- _ABOUT THIS EXERCISE_: Every line of the material is to be returned verbatim. Pictures stay out.

□ □ □ □ □

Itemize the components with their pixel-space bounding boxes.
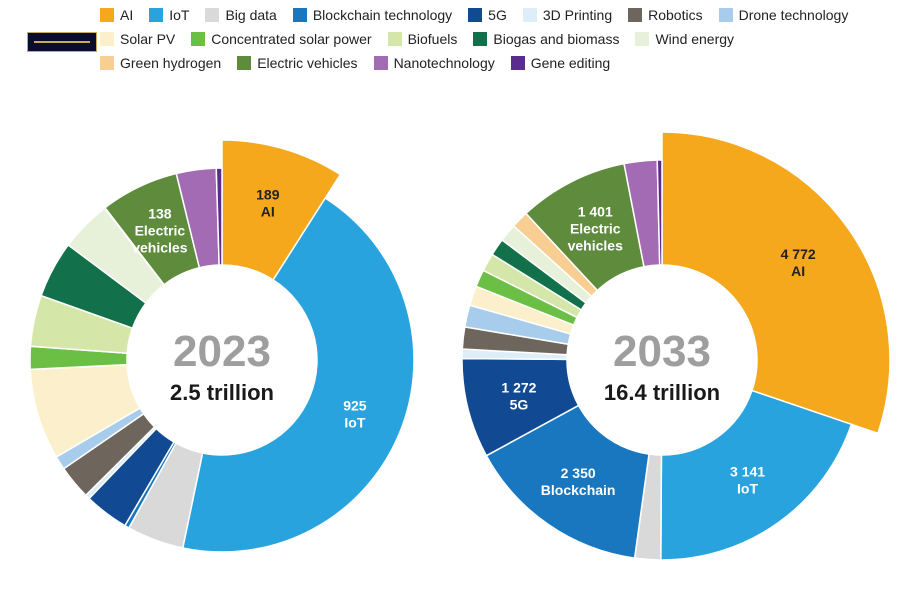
- legend-label: Drone technology: [738, 7, 849, 23]
- slice-name: 5G: [510, 396, 529, 412]
- slice-value: 1 401: [578, 203, 613, 219]
- legend-item: Wind energy: [635, 30, 734, 48]
- slice-name: vehicles: [132, 240, 187, 256]
- donut-2023: 189 AI 925 IoT 138 Electric vehicles 2023 2.5 tr…: [29, 139, 415, 553]
- total-label: 16.4 trillion: [604, 380, 720, 405]
- legend-swatch: [237, 56, 252, 70]
- legend-label: Wind energy: [655, 31, 735, 47]
- legend-swatch: [510, 56, 525, 70]
- legend-item: Electric vehicles: [237, 54, 358, 72]
- slice-value: 2 350: [561, 465, 596, 481]
- slice-iot: [181, 197, 415, 553]
- legend-item: Gene editing: [510, 54, 611, 72]
- slice-name: IoT: [344, 415, 365, 431]
- legend-swatch: [468, 8, 483, 22]
- legend-item: Robotics: [628, 6, 703, 24]
- legend-swatch: [522, 8, 537, 22]
- legend-item: Concentrated solar power: [191, 30, 372, 48]
- legend: AI IoT Big data Blockchain technology 5G 3D P…: [100, 6, 860, 72]
- legend-label: Electric vehicles: [257, 55, 358, 71]
- legend-swatch: [100, 8, 114, 22]
- legend-item: Biofuels: [387, 30, 458, 48]
- slice-label: 189 AI: [256, 187, 280, 220]
- slice-iot: [660, 389, 853, 561]
- legend-label: IoT: [169, 7, 190, 23]
- legend-swatch: [718, 8, 733, 22]
- legend-item: Solar PV: [100, 30, 175, 48]
- year-label: 2023: [173, 327, 271, 376]
- slice-value: 189: [256, 187, 280, 203]
- slice-value: 138: [148, 206, 172, 222]
- legend-swatch: [292, 8, 307, 22]
- legend-swatch: [100, 56, 114, 70]
- slice-name: AI: [261, 204, 275, 220]
- legend-item: Drone technology: [718, 6, 849, 24]
- legend-label: AI: [120, 7, 134, 23]
- slice-label: 925 IoT: [343, 398, 367, 431]
- legend-swatch: [387, 32, 402, 46]
- slice-name: Blockchain: [541, 482, 616, 498]
- year-label: 2033: [613, 327, 711, 376]
- slice-label: 1 401 Electric vehicles: [568, 203, 623, 253]
- slice-label: 4 772 AI: [781, 246, 816, 279]
- legend-swatch: [373, 56, 388, 70]
- legend-label: Blockchain technology: [312, 7, 453, 23]
- donut-2033: 4 772 AI 3 141 IoT 2 350 Blockchain 1 272 5G 1 4…: [461, 131, 891, 561]
- slice-label: 1 272 5G: [501, 379, 536, 412]
- slice-value: 4 772: [781, 246, 816, 262]
- slice-gene-editing: [656, 159, 663, 266]
- legend-swatch: [205, 8, 220, 22]
- legend-swatch: [191, 32, 206, 46]
- slice-value: 3 141: [730, 464, 765, 480]
- slice-name: AI: [791, 263, 805, 279]
- slice-ai: [221, 139, 342, 281]
- legend-swatch: [628, 8, 643, 22]
- legend-item: Nanotechnology: [373, 54, 495, 72]
- slice-gene-editing: [215, 167, 223, 266]
- legend-item: 5G: [468, 6, 507, 24]
- legend-label: Biofuels: [407, 31, 458, 47]
- legend-label: Green hydrogen: [120, 55, 222, 71]
- slice-name: Electric: [570, 220, 621, 236]
- legend-item: IoT: [149, 6, 189, 24]
- slice-name: vehicles: [568, 237, 623, 253]
- slice-label: 2 350 Blockchain: [541, 465, 616, 498]
- legend-item: Big data: [205, 6, 277, 24]
- legend-item: Green hydrogen: [100, 54, 221, 72]
- slice-value: 1 272: [501, 379, 536, 395]
- slice-ai: [661, 131, 891, 435]
- legend-item: Blockchain technology: [292, 6, 453, 24]
- publisher-logo: [27, 32, 97, 52]
- legend-label: Nanotechnology: [393, 55, 495, 71]
- slice-name: Electric: [135, 223, 186, 239]
- legend-swatch: [149, 8, 164, 22]
- slice-name: IoT: [737, 481, 758, 497]
- legend-label: Biogas and biomass: [493, 31, 620, 47]
- slice-label: 138 Electric vehicles: [132, 206, 187, 256]
- legend-label: Robotics: [648, 7, 703, 23]
- legend-item: 3D Printing: [522, 6, 613, 24]
- slice-blockchain-technology: [485, 404, 650, 559]
- legend-swatch: [100, 32, 114, 46]
- total-label: 2.5 trillion: [170, 380, 274, 405]
- slice-value: 925: [343, 398, 367, 414]
- legend-label: 3D Printing: [542, 7, 613, 23]
- slice-label: 3 141 IoT: [730, 464, 765, 497]
- legend-label: Gene editing: [530, 55, 611, 71]
- legend-swatch: [473, 32, 488, 46]
- legend-item: Biogas and biomass: [473, 30, 619, 48]
- legend-label: Concentrated solar power: [211, 31, 372, 47]
- legend-label: Big data: [225, 7, 277, 23]
- legend-swatch: [635, 32, 650, 46]
- legend-label: 5G: [488, 7, 507, 23]
- legend-label: Solar PV: [120, 31, 176, 47]
- legend-item: AI: [100, 6, 133, 24]
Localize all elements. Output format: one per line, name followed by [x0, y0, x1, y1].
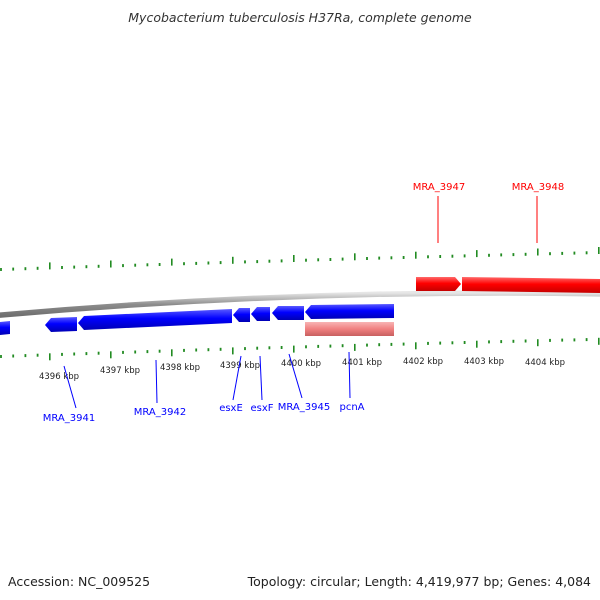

□ □ □ □ □

- _ANSWER SECTION_:
Itemize the components with their pixel-space bounding boxes.
- legend-label: Drone technology: [738, 7, 849, 23]
- slice-name: 5G: [510, 396, 529, 412]
- slice-value: 1 401: [578, 203, 613, 219]
- legend-item: Wind energy: [635, 30, 734, 48]
- slice-name: vehicles: [132, 240, 187, 256]
- donut-2023: 189 AI 925 IoT 138 Electric vehicles 2023 2.5 tr…: [29, 139, 415, 553]
- total-label: 16.4 trillion: [604, 380, 720, 405]
- legend-swatch: [237, 56, 252, 70]
- legend-label: Wind energy: [655, 31, 735, 47]
- legend-swatch: [510, 56, 525, 70]
- legend-item: Electric vehicles: [237, 54, 358, 72]
- slice-value: 2 350: [561, 465, 596, 481]
- slice-iot: [181, 197, 415, 553]
- legend-item: Gene editing: [510, 54, 611, 72]
- slice-name: IoT: [344, 415, 365, 431]
- legend-swatch: [468, 8, 483, 22]
- legend-item: Robotics: [628, 6, 703, 24]
- legend-swatch: [522, 8, 537, 22]
- legend-item: Concentrated solar power: [191, 30, 372, 48]
- legend: AI IoT Big data Blockchain technology 5G 3D P…: [100, 6, 860, 72]
- legend-label: Electric vehicles: [257, 55, 358, 71]
- legend-swatch: [100, 8, 114, 22]
- legend-item: Biofuels: [387, 30, 458, 48]
- slice-label: 189 AI: [256, 187, 280, 220]
- slice-iot: [660, 389, 853, 561]
- legend-label: IoT: [169, 7, 190, 23]
- legend-swatch: [718, 8, 733, 22]
- legend-item: Solar PV: [100, 30, 175, 48]
- year-label: 2023: [173, 327, 271, 376]
- slice-value: 189: [256, 187, 280, 203]
- slice-value: 138: [148, 206, 172, 222]
- legend-swatch: [292, 8, 307, 22]
- legend-swatch: [100, 56, 114, 70]
- slice-name: AI: [261, 204, 275, 220]
- legend-item: Drone technology: [718, 6, 849, 24]
- legend-label: AI: [120, 7, 134, 23]
- slice-label: 925 IoT: [343, 398, 367, 431]
- legend-swatch: [387, 32, 402, 46]
- slice-name: Blockchain: [541, 482, 616, 498]
- year-label: 2033: [613, 327, 711, 376]
- slice-label: 1 401 Electric vehicles: [568, 203, 623, 253]
- slice-label: 4 772 AI: [781, 246, 816, 279]
- legend-swatch: [373, 56, 388, 70]
- legend-label: Blockchain technology: [312, 7, 453, 23]
- donut-2033: 4 772 AI 3 141 IoT 2 350 Blockchain 1 272 5G 1 4…: [461, 131, 891, 561]
- slice-label: 1 272 5G: [501, 379, 536, 412]
- slice-value: 4 772: [781, 246, 816, 262]
- slice-gene-editing: [656, 159, 663, 266]
- legend-swatch: [205, 8, 220, 22]
- legend-swatch: [191, 32, 206, 46]
- slice-value: 3 141: [730, 464, 765, 480]
- slice-name: AI: [791, 263, 805, 279]
- slice-ai: [221, 139, 342, 281]
- legend-swatch: [628, 8, 643, 22]
- legend-item: Nanotechnology: [373, 54, 495, 72]
- slice-gene-editing: [215, 167, 223, 266]
- legend-item: 5G: [468, 6, 507, 24]
- legend-label: Biofuels: [407, 31, 458, 47]
- legend-label: Green hydrogen: [120, 55, 222, 71]
- slice-name: Electric: [570, 220, 621, 236]
- legend-item: IoT: [149, 6, 189, 24]
- slice-name: vehicles: [568, 237, 623, 253]
- slice-label: 2 350 Blockchain: [541, 465, 616, 498]
- legend-item: Big data: [205, 6, 277, 24]
- legend-item: Green hydrogen: [100, 54, 221, 72]
- slice-value: 1 272: [501, 379, 536, 395]
- slice-ai: [661, 131, 891, 435]
- legend-item: Blockchain technology: [292, 6, 453, 24]
- publisher-logo: [27, 32, 97, 52]
- legend-label: Nanotechnology: [393, 55, 495, 71]
- slice-name: Electric: [135, 223, 186, 239]
- legend-swatch: [149, 8, 164, 22]
- slice-name: IoT: [737, 481, 758, 497]
- legend-label: Biogas and biomass: [493, 31, 620, 47]
- slice-label: 138 Electric vehicles: [132, 206, 187, 256]
- legend-label: Robotics: [648, 7, 703, 23]
- legend-item: 3D Printing: [522, 6, 613, 24]
- slice-blockchain-technology: [485, 404, 650, 559]
- legend-swatch: [100, 32, 114, 46]
- total-label: 2.5 trillion: [170, 380, 274, 405]
- slice-value: 925: [343, 398, 367, 414]
- legend-label: 3D Printing: [542, 7, 613, 23]
- slice-label: 3 141 IoT: [730, 464, 765, 497]
- legend-label: Gene editing: [530, 55, 611, 71]
- legend-swatch: [473, 32, 488, 46]
- legend-item: Biogas and biomass: [473, 30, 619, 48]
- legend-label: Concentrated solar power: [211, 31, 372, 47]
- legend-label: Big data: [225, 7, 277, 23]
- legend-swatch: [635, 32, 650, 46]
- legend-label: 5G: [488, 7, 507, 23]
- legend-label: Solar PV: [120, 31, 176, 47]
- legend-item: AI: [100, 6, 133, 24]
Localize all elements. Output format: one per line, name followed by [x0, y0, x1, y1].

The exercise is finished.